The data:
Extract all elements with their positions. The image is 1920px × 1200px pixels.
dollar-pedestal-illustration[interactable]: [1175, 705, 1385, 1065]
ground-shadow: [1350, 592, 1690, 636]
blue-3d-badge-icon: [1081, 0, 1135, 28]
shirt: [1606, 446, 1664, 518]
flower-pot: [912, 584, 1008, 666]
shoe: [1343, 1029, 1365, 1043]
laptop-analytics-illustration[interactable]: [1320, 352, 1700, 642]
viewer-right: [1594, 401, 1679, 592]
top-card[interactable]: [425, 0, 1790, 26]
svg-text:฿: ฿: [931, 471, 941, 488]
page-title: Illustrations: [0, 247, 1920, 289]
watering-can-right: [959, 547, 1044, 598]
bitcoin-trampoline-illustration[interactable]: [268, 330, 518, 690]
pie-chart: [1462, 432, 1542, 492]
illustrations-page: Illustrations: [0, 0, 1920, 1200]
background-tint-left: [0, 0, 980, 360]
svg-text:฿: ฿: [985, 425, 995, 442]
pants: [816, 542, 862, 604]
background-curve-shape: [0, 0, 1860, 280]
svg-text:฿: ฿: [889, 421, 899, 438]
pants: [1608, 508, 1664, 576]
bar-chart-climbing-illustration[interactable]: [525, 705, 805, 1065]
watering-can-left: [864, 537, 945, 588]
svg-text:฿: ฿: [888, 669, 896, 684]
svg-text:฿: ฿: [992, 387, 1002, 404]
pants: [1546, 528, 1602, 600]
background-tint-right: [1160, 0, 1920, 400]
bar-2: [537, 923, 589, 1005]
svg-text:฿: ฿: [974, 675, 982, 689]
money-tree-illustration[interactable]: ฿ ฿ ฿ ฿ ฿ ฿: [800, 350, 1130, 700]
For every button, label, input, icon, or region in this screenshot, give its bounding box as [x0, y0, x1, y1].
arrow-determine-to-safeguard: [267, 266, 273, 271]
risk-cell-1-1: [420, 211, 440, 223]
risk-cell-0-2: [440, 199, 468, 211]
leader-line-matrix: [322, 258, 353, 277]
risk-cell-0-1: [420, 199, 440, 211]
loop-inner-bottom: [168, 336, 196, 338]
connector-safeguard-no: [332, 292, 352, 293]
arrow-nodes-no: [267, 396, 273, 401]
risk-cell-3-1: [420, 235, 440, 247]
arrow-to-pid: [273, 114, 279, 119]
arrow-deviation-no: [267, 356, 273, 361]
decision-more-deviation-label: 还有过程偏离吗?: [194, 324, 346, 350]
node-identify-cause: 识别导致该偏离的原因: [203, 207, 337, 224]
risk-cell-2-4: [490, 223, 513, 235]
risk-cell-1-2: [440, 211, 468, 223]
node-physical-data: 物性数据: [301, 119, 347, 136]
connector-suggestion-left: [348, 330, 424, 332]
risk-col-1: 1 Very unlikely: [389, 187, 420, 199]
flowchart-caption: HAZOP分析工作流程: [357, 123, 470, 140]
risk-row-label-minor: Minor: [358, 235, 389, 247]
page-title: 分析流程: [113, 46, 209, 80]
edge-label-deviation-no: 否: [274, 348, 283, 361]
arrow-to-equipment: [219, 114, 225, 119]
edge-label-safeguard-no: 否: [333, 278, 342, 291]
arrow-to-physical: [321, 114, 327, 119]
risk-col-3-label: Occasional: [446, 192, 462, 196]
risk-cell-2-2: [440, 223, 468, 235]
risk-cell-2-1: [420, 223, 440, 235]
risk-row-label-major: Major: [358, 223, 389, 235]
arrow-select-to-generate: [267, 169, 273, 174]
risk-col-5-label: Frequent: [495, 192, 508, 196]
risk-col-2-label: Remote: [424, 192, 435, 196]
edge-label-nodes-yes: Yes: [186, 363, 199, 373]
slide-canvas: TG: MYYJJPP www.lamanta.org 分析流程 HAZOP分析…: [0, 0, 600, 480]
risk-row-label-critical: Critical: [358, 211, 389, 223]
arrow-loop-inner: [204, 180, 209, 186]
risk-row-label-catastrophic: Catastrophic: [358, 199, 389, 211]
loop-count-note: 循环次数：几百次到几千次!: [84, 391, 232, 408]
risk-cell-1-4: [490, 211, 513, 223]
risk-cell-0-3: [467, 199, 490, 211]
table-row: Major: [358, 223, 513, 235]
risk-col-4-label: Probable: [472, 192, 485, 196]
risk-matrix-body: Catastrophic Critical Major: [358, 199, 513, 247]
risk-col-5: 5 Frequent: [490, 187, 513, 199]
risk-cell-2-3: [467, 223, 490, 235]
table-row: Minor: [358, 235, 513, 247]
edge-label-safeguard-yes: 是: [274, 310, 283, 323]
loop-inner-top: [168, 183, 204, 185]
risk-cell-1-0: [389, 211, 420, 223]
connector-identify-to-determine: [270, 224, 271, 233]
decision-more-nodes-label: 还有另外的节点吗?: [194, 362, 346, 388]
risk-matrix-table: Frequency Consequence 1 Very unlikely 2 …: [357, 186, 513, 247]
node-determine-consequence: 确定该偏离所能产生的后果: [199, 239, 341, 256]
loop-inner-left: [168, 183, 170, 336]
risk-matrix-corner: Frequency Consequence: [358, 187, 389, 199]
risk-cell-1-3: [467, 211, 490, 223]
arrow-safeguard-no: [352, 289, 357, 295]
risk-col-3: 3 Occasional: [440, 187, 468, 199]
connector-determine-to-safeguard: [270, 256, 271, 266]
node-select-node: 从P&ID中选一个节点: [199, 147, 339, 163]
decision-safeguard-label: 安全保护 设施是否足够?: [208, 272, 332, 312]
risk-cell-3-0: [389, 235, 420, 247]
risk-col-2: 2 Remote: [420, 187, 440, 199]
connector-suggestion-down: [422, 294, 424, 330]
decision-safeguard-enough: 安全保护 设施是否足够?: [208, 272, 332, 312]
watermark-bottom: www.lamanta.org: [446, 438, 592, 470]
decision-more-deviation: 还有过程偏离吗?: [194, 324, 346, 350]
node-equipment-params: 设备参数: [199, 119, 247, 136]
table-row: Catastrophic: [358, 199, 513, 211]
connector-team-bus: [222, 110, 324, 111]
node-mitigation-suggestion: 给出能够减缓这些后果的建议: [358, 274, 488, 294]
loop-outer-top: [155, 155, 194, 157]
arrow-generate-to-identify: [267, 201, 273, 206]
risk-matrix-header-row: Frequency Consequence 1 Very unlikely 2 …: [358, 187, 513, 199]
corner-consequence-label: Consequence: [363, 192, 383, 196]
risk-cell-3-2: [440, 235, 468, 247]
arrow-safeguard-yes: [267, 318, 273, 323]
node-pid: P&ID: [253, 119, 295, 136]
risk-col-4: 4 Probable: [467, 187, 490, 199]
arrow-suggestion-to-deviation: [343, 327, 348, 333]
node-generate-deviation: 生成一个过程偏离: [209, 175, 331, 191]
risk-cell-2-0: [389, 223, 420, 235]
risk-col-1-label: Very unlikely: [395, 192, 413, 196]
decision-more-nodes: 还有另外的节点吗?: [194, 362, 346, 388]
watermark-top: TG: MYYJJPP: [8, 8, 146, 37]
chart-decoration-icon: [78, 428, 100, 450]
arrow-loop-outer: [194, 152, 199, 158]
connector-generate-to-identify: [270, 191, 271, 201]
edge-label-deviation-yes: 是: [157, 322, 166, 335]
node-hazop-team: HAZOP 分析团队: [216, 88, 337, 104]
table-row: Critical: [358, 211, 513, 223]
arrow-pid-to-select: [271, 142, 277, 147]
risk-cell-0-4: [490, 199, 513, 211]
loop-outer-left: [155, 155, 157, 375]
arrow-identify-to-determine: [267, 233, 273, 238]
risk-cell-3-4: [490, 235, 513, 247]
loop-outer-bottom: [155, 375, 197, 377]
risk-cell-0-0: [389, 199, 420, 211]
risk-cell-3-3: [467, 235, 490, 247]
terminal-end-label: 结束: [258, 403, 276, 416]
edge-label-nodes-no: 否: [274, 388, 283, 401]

Prompt: Report every line of the listing that contains the string "Occasional", matching case exactly.

Exercise result:
risk-col-3-label: Occasional: [446, 192, 462, 196]
risk-col-3: 3 Occasional: [440, 187, 468, 199]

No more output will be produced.